Your objective: Format each line of the entries below as a JSON list of strings, one string per line, omitting blank lines and the picture placeholders.

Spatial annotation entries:
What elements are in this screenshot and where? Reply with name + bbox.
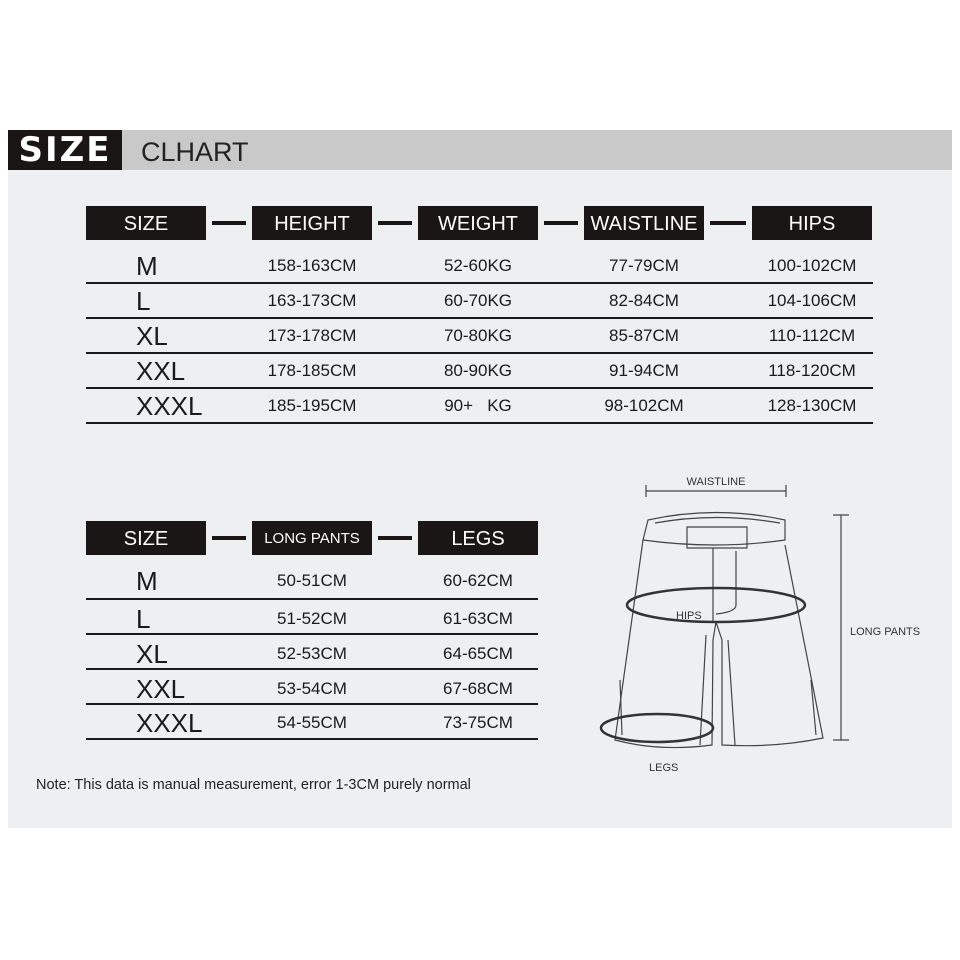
header-connector [710,221,746,225]
column-header-legs: LEGS [418,521,538,555]
table-cell: 61-63CM [443,609,513,628]
row-divider [86,598,538,600]
table-cell: 52-60KG [443,256,513,275]
waistline-measure [645,485,787,497]
row-divider [86,703,538,705]
column-header-size: SIZE [86,521,206,555]
table-cell: 52-53CM [277,644,347,663]
table-cell: 91-94CM [609,361,679,380]
table-cell: 90+ KG [444,396,512,415]
table-cell: 85-87CM [609,326,679,345]
table-cell: 51-52CM [277,609,347,628]
table-cell: 118-120CM [768,361,856,380]
chart-title: CLHART [141,137,249,167]
row-divider [86,387,873,389]
hips-label: HIPS [676,610,702,622]
chart-panel [8,130,952,828]
row-divider [86,282,873,284]
long-pants-measure [833,514,849,741]
row-divider [86,422,873,424]
size-label: XXL [136,674,186,704]
table-cell: 173-178CM [267,326,357,345]
table-cell: 82-84CM [609,291,679,310]
table-cell: 73-75CM [443,713,513,732]
hips-measure-ring [625,586,807,624]
table-cell: 163-173CM [267,291,357,310]
row-divider [86,668,538,670]
column-header-waistline: WAISTLINE [584,206,704,240]
row-divider [86,738,538,740]
column-header-weight: WEIGHT [418,206,538,240]
column-header-height: HEIGHT [252,206,372,240]
table-cell: 80-90KG [443,361,513,380]
shorts-outline [614,511,824,749]
size-label: XL [136,321,168,351]
table-cell: 178-185CM [267,361,357,380]
table-cell: 100-102CM [767,256,857,275]
table-cell: 158-163CM [267,256,357,275]
row-divider [86,633,538,635]
legs-label: LEGS [649,762,678,774]
waistline-label: WAISTLINE [687,476,746,488]
table-cell: 60-62CM [443,571,513,590]
table-cell: 60-70KG [443,291,513,310]
table-cell: 54-55CM [277,713,347,732]
header-connector [544,221,578,225]
long-pants-label: LONG PANTS [850,626,920,638]
row-divider [86,352,873,354]
table-cell: 53-54CM [277,679,347,698]
title-band [8,130,952,170]
table-cell: 50-51CM [277,571,347,590]
size-label: XXXL [136,708,203,738]
table-cell: 110-112CM [768,326,856,345]
table-cell: 185-195CM [267,396,357,415]
column-header-long-pants: LONG PANTS [252,521,372,555]
column-header-hips: HIPS [752,206,872,240]
size-label: M [136,251,158,281]
row-divider [86,317,873,319]
size-label: L [136,604,151,634]
header-connector [378,536,412,540]
header-connector [212,221,246,225]
table-cell: 70-80KG [443,326,513,345]
header-connector [212,536,246,540]
column-header-size: SIZE [86,206,206,240]
table-cell: 104-106CM [767,291,857,310]
size-label: XL [136,639,168,669]
size-label: L [136,286,151,316]
size-label: XXL [136,356,186,386]
table-cell: 98-102CM [604,396,684,415]
table-cell: 128-130CM [767,396,857,415]
size-logo: SIZE [8,130,122,170]
header-connector [378,221,412,225]
table-cell: 77-79CM [609,256,679,275]
table-cell: 67-68CM [443,679,513,698]
legs-measure-ring [599,712,715,744]
size-label: M [136,566,158,596]
size-label: XXXL [136,391,203,421]
measurement-note: Note: This data is manual measurement, e… [36,777,471,793]
table-cell: 64-65CM [443,644,513,663]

Output of the task:
[
  "What elements are in this screenshot and where? Reply with name + bbox.",
  "header-connector [710,221,746,225]",
  "column-header-legs: LEGS [418,521,538,555]",
  "table-cell: 61-63CM [443,609,513,628]",
  "row-divider [86,598,538,600]",
  "table-cell: 52-60KG [443,256,513,275]",
  "waistline-measure [645,485,787,497]",
  "row-divider [86,703,538,705]",
  "column-header-size: SIZE [86,521,206,555]",
  "table-cell: 52-53CM [277,644,347,663]",
  "table-cell: 91-94CM [609,361,679,380]",
  "table-cell: 90+ KG [444,396,512,415]",
  "table-cell: 85-87CM [609,326,679,345]",
  "table-cell: 51-52CM [277,609,347,628]",
  "table-cell: 118-120CM [768,361,856,380]",
  "chart-title: CLHART [141,137,249,167]",
  "row-divider [86,387,873,389]",
  "hips-label: HIPS [676,610,702,622]",
  "chart-panel [8,130,952,828]",
  "row-divider [86,282,873,284]",
  "long-pants-measure [833,514,849,741]",
  "row-divider [86,422,873,424]",
  "size-label: XXL [136,674,186,704]",
  "table-cell: 173-178CM [267,326,357,345]",
  "table-cell: 82-84CM [609,291,679,310]",
  "table-cell: 73-75CM [443,713,513,732]",
  "hips-measure-ring [625,586,807,624]",
  "table-cell: 163-173CM [267,291,357,310]",
  "row-divider [86,668,538,670]",
  "column-header-waistline: WAISTLINE [584,206,704,240]",
  "row-divider [86,738,538,740]",
  "column-header-weight: WEIGHT [418,206,538,240]",
  "column-header-height: HEIGHT [252,206,372,240]",
  "table-cell: 80-90KG [443,361,513,380]",
  "shorts-outline [614,511,824,749]",
  "size-label: XL [136,321,168,351]",
  "table-cell: 178-185CM [267,361,357,380]",
  "table-cell: 100-102CM [767,256,857,275]",
  "table-cell: 158-163CM [267,256,357,275]",
  "row-divider [86,633,538,635]",
  "legs-label: LEGS [649,762,678,774]",
  "waistline-label: WAISTLINE [687,476,746,488]",
  "table-cell: 60-62CM [443,571,513,590]",
  "table-cell: 60-70KG [443,291,513,310]",
  "table-cell: 54-55CM [277,713,347,732]",
  "header-connector [544,221,578,225]",
  "long-pants-label: LONG PANTS [850,626,920,638]",
  "row-divider [86,352,873,354]",
  "table-cell: 53-54CM [277,679,347,698]",
  "title-band [8,130,952,170]",
  "table-cell: 50-51CM [277,571,347,590]",
  "size-label: XXXL [136,708,203,738]",
  "table-cell: 110-112CM [768,326,856,345]",
  "table-cell: 185-195CM [267,396,357,415]",
  "column-header-long-pants: LONG PANTS [252,521,372,555]",
  "column-header-hips: HIPS [752,206,872,240]",
  "size-label: M [136,251,158,281]",
  "row-divider [86,317,873,319]",
  "size-label: L [136,604,151,634]",
  "header-connector [378,536,412,540]",
  "header-connector [212,221,246,225]",
  "table-cell: 70-80KG [443,326,513,345]",
  "header-connector [212,536,246,540]",
  "column-header-size: SIZE [86,206,206,240]",
  "table-cell: 104-106CM [767,291,857,310]",
  "size-label: XL [136,639,168,669]",
  "size-label: L [136,286,151,316]",
  "size-label: XXL [136,356,186,386]",
  "table-cell: 98-102CM [604,396,684,415]",
  "table-cell: 128-130CM [767,396,857,415]",
  "size-logo: SIZE [8,130,122,170]",
  "header-connector [378,221,412,225]",
  "table-cell: 77-79CM [609,256,679,275]",
  "table-cell: 67-68CM [443,679,513,698]",
  "legs-measure-ring [599,712,715,744]",
  "size-label: M [136,566,158,596]",
  "size-label: XXXL [136,391,203,421]",
  "measurement-note: Note: This data is manual measurement, e… [36,777,471,793]",
  "table-cell: 64-65CM [443,644,513,663]"
]